PROVIDED TEXT
========================

The names of the other defendants are Liang Hong and Huang Hong.

In its statement, Glaxo said that the southern court, the Changsha Intermediate People’s Court, had found the company guilty only of bribing nongovernmental personnel; the statement made no mention of any conviction for bribing government officials, which would be a more politically delicate issue.

The Chinese authorities have also alleged that people working for the drugmaker bribed doctors and hospital staff members and channeled illicit kickbacks through travel agencies, pharmaceutical industry associations and other channels.

The British Embassy in Beijing said that it had no information on the possible deportation of Mr. Reilly and that while an appeal remained possible, it would have no comment on the outcome of the trial.

“We note the verdict in this case,” an embassy spokesman said. “We have continually called for a just conclusion in the case in accordance with Chinese law. It would be wrong to comment while the case remains open to appeal.”

The Xinhua report said of the verdicts and the fine: “This means that a final full stop has been put on this case of commercial bribery by the GlaxoSmithKline China investment company that drew intense social interest.”

========================

Page segmentation data:
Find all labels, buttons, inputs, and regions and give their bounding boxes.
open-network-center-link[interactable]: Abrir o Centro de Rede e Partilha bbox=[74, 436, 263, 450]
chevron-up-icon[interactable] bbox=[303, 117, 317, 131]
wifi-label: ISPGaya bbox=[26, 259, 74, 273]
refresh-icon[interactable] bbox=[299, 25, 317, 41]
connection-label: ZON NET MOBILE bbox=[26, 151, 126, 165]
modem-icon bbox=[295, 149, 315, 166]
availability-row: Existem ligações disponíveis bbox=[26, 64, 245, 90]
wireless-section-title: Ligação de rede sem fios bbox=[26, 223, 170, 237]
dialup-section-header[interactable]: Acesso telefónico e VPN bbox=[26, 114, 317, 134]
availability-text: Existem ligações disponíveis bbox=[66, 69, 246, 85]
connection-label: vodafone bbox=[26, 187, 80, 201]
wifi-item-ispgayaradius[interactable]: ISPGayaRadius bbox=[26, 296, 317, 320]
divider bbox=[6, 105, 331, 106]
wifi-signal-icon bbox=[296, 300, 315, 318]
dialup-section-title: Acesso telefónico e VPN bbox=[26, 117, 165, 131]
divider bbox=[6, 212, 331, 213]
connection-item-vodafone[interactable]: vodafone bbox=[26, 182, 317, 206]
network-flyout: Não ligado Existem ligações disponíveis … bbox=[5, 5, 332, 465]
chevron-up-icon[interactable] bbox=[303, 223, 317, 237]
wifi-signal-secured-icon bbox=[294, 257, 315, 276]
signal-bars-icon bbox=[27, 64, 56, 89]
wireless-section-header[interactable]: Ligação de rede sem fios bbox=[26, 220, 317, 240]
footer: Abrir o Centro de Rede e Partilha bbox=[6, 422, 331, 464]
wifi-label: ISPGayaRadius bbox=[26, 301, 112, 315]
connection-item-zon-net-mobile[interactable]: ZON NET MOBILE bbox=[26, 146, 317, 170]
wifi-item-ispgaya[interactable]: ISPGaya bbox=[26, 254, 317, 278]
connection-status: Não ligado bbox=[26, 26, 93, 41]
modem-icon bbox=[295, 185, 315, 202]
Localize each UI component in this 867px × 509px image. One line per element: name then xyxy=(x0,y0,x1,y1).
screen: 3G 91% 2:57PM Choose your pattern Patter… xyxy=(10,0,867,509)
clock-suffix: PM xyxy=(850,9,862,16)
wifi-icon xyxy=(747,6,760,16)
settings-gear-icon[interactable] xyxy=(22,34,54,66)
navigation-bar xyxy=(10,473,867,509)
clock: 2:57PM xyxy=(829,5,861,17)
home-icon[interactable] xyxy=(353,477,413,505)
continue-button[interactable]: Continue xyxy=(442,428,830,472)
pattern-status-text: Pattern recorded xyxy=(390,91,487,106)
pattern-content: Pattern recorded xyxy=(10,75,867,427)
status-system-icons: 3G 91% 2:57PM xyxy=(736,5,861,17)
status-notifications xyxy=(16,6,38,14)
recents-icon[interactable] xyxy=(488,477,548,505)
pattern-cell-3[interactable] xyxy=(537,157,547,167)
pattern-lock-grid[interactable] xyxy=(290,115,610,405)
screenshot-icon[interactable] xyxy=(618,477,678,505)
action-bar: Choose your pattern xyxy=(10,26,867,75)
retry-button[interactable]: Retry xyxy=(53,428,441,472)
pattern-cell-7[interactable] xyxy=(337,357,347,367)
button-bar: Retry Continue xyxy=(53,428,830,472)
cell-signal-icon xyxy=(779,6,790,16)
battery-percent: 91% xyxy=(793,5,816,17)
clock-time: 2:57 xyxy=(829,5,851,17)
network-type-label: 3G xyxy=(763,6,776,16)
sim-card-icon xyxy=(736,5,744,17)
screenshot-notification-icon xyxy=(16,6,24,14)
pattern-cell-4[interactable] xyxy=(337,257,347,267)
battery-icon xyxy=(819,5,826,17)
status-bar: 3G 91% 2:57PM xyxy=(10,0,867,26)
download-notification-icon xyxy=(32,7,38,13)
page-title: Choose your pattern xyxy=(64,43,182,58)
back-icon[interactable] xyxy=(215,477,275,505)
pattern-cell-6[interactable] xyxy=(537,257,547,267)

========================

PROBLEMS TO WORK ON
• A. List every person named in the excerpt on the GlaxoSmithKline verdict.
• B. For each statement, say whether it agrees with the excerpt on the GlaxoSmithKline verdict, and quote the words that decide it: (i) Glaxo's statement said the court convicted the company of bribing government officials. (ii) The British Embassy in Beijing said it had no information on Mr. Reilly's possible deportation. (iii) The embassy spokesman said commenting while the case could still be appealed would be wrong.
• C. According to the excerpt on the GlaxoSmithKline verdict, which court found the company guilty?

SET OF ANSWERS
• A. Liang Hong, Huang Hong, Mr. Reilly

• B.
(i) No: "the statement made no mention of any conviction for bribing government officials"
(ii) Yes: "The British Embassy in Beijing said that it had no information on the possible deportation of Mr. Reilly"
(iii) Yes: "It would be wrong to comment while the case remains open to appeal."

• C. The Changsha Intermediate People’s Court